Excerpt from a dataset:
● ● ●

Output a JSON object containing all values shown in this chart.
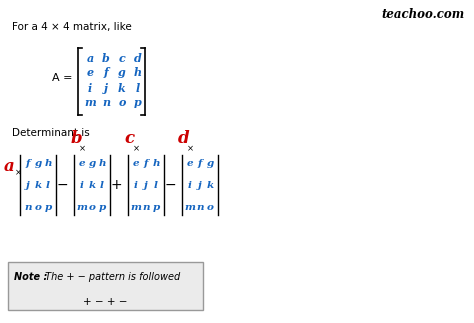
{
  "bg_color": "#ffffff",
  "text_color_black": "#000000",
  "text_color_blue": "#1565c0",
  "text_color_red": "#cc0000",
  "header_text": "For a 4 × 4 matrix, like",
  "det_text": "Determinant is",
  "note_text_bold": "Note :",
  "note_text_italic": " The + − pattern is followed",
  "pattern_text": "+ − + −",
  "matrix_entries": [
    [
      "a",
      "b",
      "c",
      "d"
    ],
    [
      "e",
      "f",
      "g",
      "h"
    ],
    [
      "i",
      "j",
      "k",
      "l"
    ],
    [
      "m",
      "n",
      "o",
      "p"
    ]
  ],
  "det1_entries": [
    "f",
    "g",
    "h",
    "j",
    "k",
    "l",
    "n",
    "o",
    "p"
  ],
  "det2_entries": [
    "e",
    "g",
    "h",
    "i",
    "k",
    "l",
    "m",
    "o",
    "p"
  ],
  "det3_entries": [
    "e",
    "f",
    "h",
    "i",
    "j",
    "l",
    "m",
    "n",
    "p"
  ],
  "det4_entries": [
    "e",
    "f",
    "g",
    "i",
    "j",
    "k",
    "m",
    "n",
    "o"
  ]
}
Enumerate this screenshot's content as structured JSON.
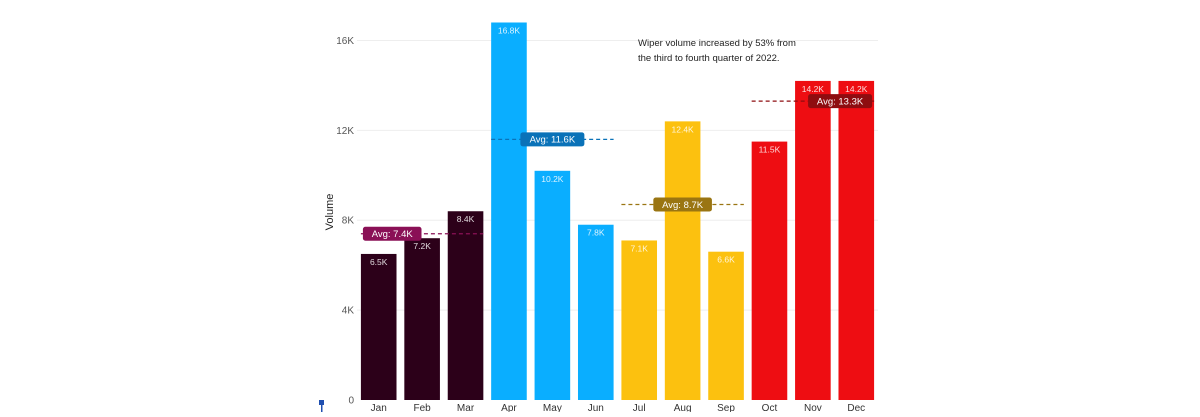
{
  "chart_data": {
    "type": "bar",
    "ylabel": "Volume",
    "ylim": [
      0,
      17000
    ],
    "yticks": [
      0,
      4000,
      8000,
      12000,
      16000
    ],
    "ytick_labels": [
      "0",
      "4K",
      "8K",
      "12K",
      "16K"
    ],
    "grid": true,
    "categories": [
      "Jan",
      "Feb",
      "Mar",
      "Apr",
      "May",
      "Jun",
      "Jul",
      "Aug",
      "Sep",
      "Oct",
      "Nov",
      "Dec"
    ],
    "values": [
      6500,
      7200,
      8400,
      16800,
      10200,
      7800,
      7100,
      12400,
      6600,
      11500,
      14200,
      14200
    ],
    "value_labels": [
      "6.5K",
      "7.2K",
      "8.4K",
      "16.8K",
      "10.2K",
      "7.8K",
      "7.1K",
      "12.4K",
      "6.6K",
      "11.5K",
      "14.2K",
      "14.2K"
    ],
    "groups": [
      {
        "categories": [
          "Jan",
          "Feb",
          "Mar"
        ],
        "color": "#2c0019",
        "avg": 7400,
        "avg_label": "Avg: 7.4K",
        "avg_color": "#8a1056"
      },
      {
        "categories": [
          "Apr",
          "May",
          "Jun"
        ],
        "color": "#0aaeff",
        "avg": 11600,
        "avg_label": "Avg: 11.6K",
        "avg_color": "#0a72b8"
      },
      {
        "categories": [
          "Jul",
          "Aug",
          "Sep"
        ],
        "color": "#fcc10f",
        "avg": 8700,
        "avg_label": "Avg: 8.7K",
        "avg_color": "#9a7512"
      },
      {
        "categories": [
          "Oct",
          "Nov",
          "Dec"
        ],
        "color": "#ee0d12",
        "avg": 13300,
        "avg_label": "Avg: 13.3K",
        "avg_color": "#8e0d10"
      }
    ],
    "annotation": [
      "Wiper volume increased by 53% from",
      "the third to fourth quarter of 2022."
    ]
  }
}
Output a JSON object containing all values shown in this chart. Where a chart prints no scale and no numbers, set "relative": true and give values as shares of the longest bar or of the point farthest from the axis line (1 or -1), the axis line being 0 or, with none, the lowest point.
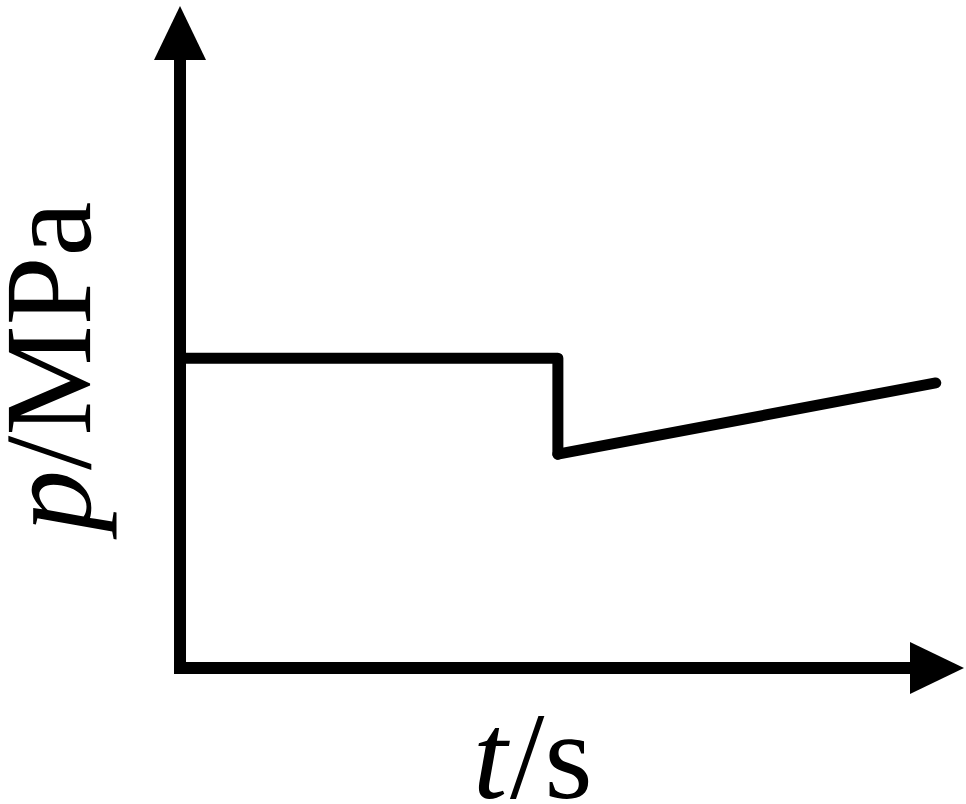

● ● ●

Read the entries and pick out all lines that include the word "this".

## OUTPUT OF THE TASK
Output a JSON object containing all values shown in this chart.
Enumerate this screenshot's content as structured JSON.
Output a JSON object containing all values shown in this chart. Where a chart prints no scale and no numbers, set "relative": true and give values as shares of the longest bar or of the point farthest from the axis line (1 or -1), the axis line being 0 or, with none, the lowest point.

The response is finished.